-- Start Records shown --
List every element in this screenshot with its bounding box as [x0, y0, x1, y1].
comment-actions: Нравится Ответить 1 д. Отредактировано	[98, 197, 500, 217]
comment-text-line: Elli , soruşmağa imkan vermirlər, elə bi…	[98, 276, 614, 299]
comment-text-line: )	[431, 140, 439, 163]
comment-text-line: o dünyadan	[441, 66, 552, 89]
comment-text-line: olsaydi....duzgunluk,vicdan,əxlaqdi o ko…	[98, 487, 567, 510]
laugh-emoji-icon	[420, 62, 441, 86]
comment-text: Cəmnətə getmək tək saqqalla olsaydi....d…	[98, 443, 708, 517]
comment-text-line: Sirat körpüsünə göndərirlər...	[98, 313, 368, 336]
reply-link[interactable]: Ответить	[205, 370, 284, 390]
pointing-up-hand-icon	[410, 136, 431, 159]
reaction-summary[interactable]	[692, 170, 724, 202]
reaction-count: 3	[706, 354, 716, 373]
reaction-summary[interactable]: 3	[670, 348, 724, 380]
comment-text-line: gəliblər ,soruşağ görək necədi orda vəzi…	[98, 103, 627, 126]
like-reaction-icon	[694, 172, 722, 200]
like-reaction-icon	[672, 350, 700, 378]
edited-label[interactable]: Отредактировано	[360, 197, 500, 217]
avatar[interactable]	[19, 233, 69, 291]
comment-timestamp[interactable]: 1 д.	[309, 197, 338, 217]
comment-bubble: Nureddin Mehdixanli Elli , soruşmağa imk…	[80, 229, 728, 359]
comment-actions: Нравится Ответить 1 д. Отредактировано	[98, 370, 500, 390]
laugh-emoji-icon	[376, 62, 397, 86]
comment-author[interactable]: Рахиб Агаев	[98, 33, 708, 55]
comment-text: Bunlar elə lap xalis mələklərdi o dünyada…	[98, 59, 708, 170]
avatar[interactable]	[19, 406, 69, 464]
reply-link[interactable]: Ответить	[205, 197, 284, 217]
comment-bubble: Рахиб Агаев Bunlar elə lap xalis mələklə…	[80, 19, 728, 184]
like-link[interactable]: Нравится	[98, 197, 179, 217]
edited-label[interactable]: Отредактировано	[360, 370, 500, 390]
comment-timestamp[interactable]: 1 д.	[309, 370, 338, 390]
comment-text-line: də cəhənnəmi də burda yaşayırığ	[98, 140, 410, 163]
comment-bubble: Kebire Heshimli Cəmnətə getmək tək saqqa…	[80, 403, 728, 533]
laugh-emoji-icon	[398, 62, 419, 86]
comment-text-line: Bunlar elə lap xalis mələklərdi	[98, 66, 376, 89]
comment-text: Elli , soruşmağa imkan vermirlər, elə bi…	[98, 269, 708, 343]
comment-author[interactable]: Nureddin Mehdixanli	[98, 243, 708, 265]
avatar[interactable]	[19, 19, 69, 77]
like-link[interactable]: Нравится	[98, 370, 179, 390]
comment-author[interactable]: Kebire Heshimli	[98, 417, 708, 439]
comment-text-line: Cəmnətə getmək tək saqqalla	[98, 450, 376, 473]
-- End Records shown --
**What you are asked to do:** Please quote all of the material above line for line, without changing a single character.

**Complete response:**
List every element in this screenshot with its bounding box as [x0, y0, x1, y1].
comment-actions: Нравится Ответить 1 д. Отредактировано	[98, 197, 500, 217]
comment-text-line: Elli , soruşmağa imkan vermirlər, elə bi…	[98, 276, 614, 299]
comment-text-line: )	[431, 140, 439, 163]
comment-text-line: o dünyadan	[441, 66, 552, 89]
comment-text-line: olsaydi....duzgunluk,vicdan,əxlaqdi o ko…	[98, 487, 567, 510]
laugh-emoji-icon	[420, 62, 441, 86]
comment-text: Cəmnətə getmək tək saqqalla olsaydi....d…	[98, 443, 708, 517]
comment-text-line: Sirat körpüsünə göndərirlər...	[98, 313, 368, 336]
reply-link[interactable]: Ответить	[205, 370, 284, 390]
pointing-up-hand-icon	[410, 136, 431, 159]
reaction-summary[interactable]	[692, 170, 724, 202]
reaction-count: 3	[706, 354, 716, 373]
reaction-summary[interactable]: 3	[670, 348, 724, 380]
comment-text-line: gəliblər ,soruşağ görək necədi orda vəzi…	[98, 103, 627, 126]
like-reaction-icon	[694, 172, 722, 200]
like-reaction-icon	[672, 350, 700, 378]
edited-label[interactable]: Отредактировано	[360, 197, 500, 217]
avatar[interactable]	[19, 233, 69, 291]
comment-timestamp[interactable]: 1 д.	[309, 197, 338, 217]
comment-bubble: Nureddin Mehdixanli Elli , soruşmağa imk…	[80, 229, 728, 359]
comment-actions: Нравится Ответить 1 д. Отредактировано	[98, 370, 500, 390]
laugh-emoji-icon	[376, 62, 397, 86]
comment-author[interactable]: Рахиб Агаев	[98, 33, 708, 55]
comment-text: Bunlar elə lap xalis mələklərdi o dünyada…	[98, 59, 708, 170]
avatar[interactable]	[19, 406, 69, 464]
reply-link[interactable]: Ответить	[205, 197, 284, 217]
comment-bubble: Рахиб Агаев Bunlar elə lap xalis mələklə…	[80, 19, 728, 184]
like-link[interactable]: Нравится	[98, 197, 179, 217]
edited-label[interactable]: Отредактировано	[360, 370, 500, 390]
comment-timestamp[interactable]: 1 д.	[309, 370, 338, 390]
comment-text-line: də cəhənnəmi də burda yaşayırığ	[98, 140, 410, 163]
comment-bubble: Kebire Heshimli Cəmnətə getmək tək saqqa…	[80, 403, 728, 533]
laugh-emoji-icon	[398, 62, 419, 86]
comment-text-line: Bunlar elə lap xalis mələklərdi	[98, 66, 376, 89]
comment-text: Elli , soruşmağa imkan vermirlər, elə bi…	[98, 269, 708, 343]
comment-author[interactable]: Nureddin Mehdixanli	[98, 243, 708, 265]
avatar[interactable]	[19, 19, 69, 77]
like-link[interactable]: Нравится	[98, 370, 179, 390]
comment-author[interactable]: Kebire Heshimli	[98, 417, 708, 439]
comment-text-line: Cəmnətə getmək tək saqqalla	[98, 450, 376, 473]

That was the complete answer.